== RECORDS ==

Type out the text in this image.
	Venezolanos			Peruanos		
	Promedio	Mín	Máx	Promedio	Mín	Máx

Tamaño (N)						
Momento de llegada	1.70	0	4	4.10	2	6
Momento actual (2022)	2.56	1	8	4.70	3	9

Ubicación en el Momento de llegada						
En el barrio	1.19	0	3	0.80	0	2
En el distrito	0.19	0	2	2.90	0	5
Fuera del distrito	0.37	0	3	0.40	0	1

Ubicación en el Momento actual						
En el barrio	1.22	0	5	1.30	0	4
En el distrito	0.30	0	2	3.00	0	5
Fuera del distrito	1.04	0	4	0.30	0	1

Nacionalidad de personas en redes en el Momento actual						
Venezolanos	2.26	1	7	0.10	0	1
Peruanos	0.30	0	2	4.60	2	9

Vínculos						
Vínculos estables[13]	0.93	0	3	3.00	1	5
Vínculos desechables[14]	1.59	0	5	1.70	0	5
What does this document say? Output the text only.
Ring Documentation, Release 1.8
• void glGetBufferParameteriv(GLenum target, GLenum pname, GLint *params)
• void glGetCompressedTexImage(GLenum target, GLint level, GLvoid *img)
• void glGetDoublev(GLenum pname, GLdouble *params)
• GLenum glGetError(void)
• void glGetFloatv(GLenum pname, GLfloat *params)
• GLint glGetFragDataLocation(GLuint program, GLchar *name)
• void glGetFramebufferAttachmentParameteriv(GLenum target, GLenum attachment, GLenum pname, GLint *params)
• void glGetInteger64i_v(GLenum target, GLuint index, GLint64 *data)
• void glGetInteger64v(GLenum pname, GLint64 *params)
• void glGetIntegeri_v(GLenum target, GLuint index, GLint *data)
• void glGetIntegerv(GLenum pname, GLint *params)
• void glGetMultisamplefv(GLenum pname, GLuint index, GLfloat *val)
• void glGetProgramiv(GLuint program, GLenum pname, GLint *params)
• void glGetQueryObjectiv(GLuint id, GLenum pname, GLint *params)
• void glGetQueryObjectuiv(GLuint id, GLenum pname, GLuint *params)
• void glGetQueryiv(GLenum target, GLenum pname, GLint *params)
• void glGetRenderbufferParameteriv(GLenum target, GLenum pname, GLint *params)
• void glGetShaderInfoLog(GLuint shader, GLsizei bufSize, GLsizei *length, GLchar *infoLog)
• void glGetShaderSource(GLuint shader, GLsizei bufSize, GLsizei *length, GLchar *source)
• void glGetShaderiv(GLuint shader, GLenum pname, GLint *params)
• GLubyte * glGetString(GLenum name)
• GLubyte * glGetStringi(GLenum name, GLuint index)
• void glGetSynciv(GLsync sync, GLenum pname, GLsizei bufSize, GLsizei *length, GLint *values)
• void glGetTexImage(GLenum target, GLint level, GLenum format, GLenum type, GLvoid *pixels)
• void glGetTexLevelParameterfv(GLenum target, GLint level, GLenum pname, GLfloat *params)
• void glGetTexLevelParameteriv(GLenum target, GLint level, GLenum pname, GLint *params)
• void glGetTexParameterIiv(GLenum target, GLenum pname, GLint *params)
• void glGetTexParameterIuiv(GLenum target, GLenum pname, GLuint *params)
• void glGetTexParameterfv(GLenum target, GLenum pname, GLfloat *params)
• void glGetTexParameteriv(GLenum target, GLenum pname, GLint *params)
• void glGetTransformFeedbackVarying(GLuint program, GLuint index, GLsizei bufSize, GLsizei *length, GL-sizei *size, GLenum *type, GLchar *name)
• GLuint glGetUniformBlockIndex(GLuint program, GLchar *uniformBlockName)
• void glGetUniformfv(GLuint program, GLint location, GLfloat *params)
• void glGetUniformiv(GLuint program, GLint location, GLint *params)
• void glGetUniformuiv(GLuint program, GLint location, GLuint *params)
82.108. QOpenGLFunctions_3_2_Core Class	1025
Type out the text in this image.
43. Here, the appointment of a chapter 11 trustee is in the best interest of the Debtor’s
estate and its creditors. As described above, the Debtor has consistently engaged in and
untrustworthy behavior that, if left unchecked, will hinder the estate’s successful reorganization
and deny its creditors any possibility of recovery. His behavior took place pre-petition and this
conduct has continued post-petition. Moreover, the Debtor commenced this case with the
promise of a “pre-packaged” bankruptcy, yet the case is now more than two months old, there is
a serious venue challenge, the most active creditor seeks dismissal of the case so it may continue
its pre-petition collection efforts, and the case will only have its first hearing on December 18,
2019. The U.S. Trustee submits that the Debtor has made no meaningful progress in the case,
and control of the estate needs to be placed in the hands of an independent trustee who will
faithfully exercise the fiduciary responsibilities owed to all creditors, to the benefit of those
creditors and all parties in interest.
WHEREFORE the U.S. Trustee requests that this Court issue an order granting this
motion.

===

- _WRITTEN REQUEST_
Each line above must be reproduced exactly as it stands.

- _REPLY_
Type out the text in this image.
	Venezolanos			Peruanos		
	Promedio	Mín	Máx	Promedio	Mín	Máx

Tamaño (N)						
Momento de llegada	1.70	0	4	4.10	2	6
Momento actual (2022)	2.56	1	8	4.70	3	9

Ubicación en el Momento de llegada						
En el barrio	1.19	0	3	0.80	0	2
En el distrito	0.19	0	2	2.90	0	5
Fuera del distrito	0.37	0	3	0.40	0	1

Ubicación en el Momento actual						
En el barrio	1.22	0	5	1.30	0	4
En el distrito	0.30	0	2	3.00	0	5
Fuera del distrito	1.04	0	4	0.30	0	1

Nacionalidad de personas en redes en el Momento actual						
Venezolanos	2.26	1	7	0.10	0	1
Peruanos	0.30	0	2	4.60	2	9

Vínculos						
Vínculos estables[13]	0.93	0	3	3.00	1	5
Vínculos desechables[14]	1.59	0	5	1.70	0	5
What does this document say? Output the text only.
Ring Documentation, Release 1.8
• void glGetBufferParameteriv(GLenum target, GLenum pname, GLint *params)
• void glGetCompressedTexImage(GLenum target, GLint level, GLvoid *img)
• void glGetDoublev(GLenum pname, GLdouble *params)
• GLenum glGetError(void)
• void glGetFloatv(GLenum pname, GLfloat *params)
• GLint glGetFragDataLocation(GLuint program, GLchar *name)
• void glGetFramebufferAttachmentParameteriv(GLenum target, GLenum attachment, GLenum pname, GLint *params)
• void glGetInteger64i_v(GLenum target, GLuint index, GLint64 *data)
• void glGetInteger64v(GLenum pname, GLint64 *params)
• void glGetIntegeri_v(GLenum target, GLuint index, GLint *data)
• void glGetIntegerv(GLenum pname, GLint *params)
• void glGetMultisamplefv(GLenum pname, GLuint index, GLfloat *val)
• void glGetProgramiv(GLuint program, GLenum pname, GLint *params)
• void glGetQueryObjectiv(GLuint id, GLenum pname, GLint *params)
• void glGetQueryObjectuiv(GLuint id, GLenum pname, GLuint *params)
• void glGetQueryiv(GLenum target, GLenum pname, GLint *params)
• void glGetRenderbufferParameteriv(GLenum target, GLenum pname, GLint *params)
• void glGetShaderInfoLog(GLuint shader, GLsizei bufSize, GLsizei *length, GLchar *infoLog)
• void glGetShaderSource(GLuint shader, GLsizei bufSize, GLsizei *length, GLchar *source)
• void glGetShaderiv(GLuint shader, GLenum pname, GLint *params)
• GLubyte * glGetString(GLenum name)
• GLubyte * glGetStringi(GLenum name, GLuint index)
• void glGetSynciv(GLsync sync, GLenum pname, GLsizei bufSize, GLsizei *length, GLint *values)
• void glGetTexImage(GLenum target, GLint level, GLenum format, GLenum type, GLvoid *pixels)
• void glGetTexLevelParameterfv(GLenum target, GLint level, GLenum pname, GLfloat *params)
• void glGetTexLevelParameteriv(GLenum target, GLint level, GLenum pname, GLint *params)
• void glGetTexParameterIiv(GLenum target, GLenum pname, GLint *params)
• void glGetTexParameterIuiv(GLenum target, GLenum pname, GLuint *params)
• void glGetTexParameterfv(GLenum target, GLenum pname, GLfloat *params)
• void glGetTexParameteriv(GLenum target, GLenum pname, GLint *params)
• void glGetTransformFeedbackVarying(GLuint program, GLuint index, GLsizei bufSize, GLsizei *length, GL-sizei *size, GLenum *type, GLchar *name)
• GLuint glGetUniformBlockIndex(GLuint program, GLchar *uniformBlockName)
• void glGetUniformfv(GLuint program, GLint location, GLfloat *params)
• void glGetUniformiv(GLuint program, GLint location, GLint *params)
• void glGetUniformuiv(GLuint program, GLint location, GLuint *params)
82.108. QOpenGLFunctions_3_2_Core Class	1025
Type out the text in this image.
43. Here, the appointment of a chapter 11 trustee is in the best interest of the Debtor’s
estate and its creditors. As described above, the Debtor has consistently engaged in and
untrustworthy behavior that, if left unchecked, will hinder the estate’s successful reorganization
and deny its creditors any possibility of recovery. His behavior took place pre-petition and this
conduct has continued post-petition. Moreover, the Debtor commenced this case with the
promise of a “pre-packaged” bankruptcy, yet the case is now more than two months old, there is
a serious venue challenge, the most active creditor seeks dismissal of the case so it may continue
its pre-petition collection efforts, and the case will only have its first hearing on December 18,
2019. The U.S. Trustee submits that the Debtor has made no meaningful progress in the case,
and control of the estate needs to be placed in the hands of an independent trustee who will
faithfully exercise the fiduciary responsibilities owed to all creditors, to the benefit of those
creditors and all parties in interest.
WHEREFORE the U.S. Trustee requests that this Court issue an order granting this
motion.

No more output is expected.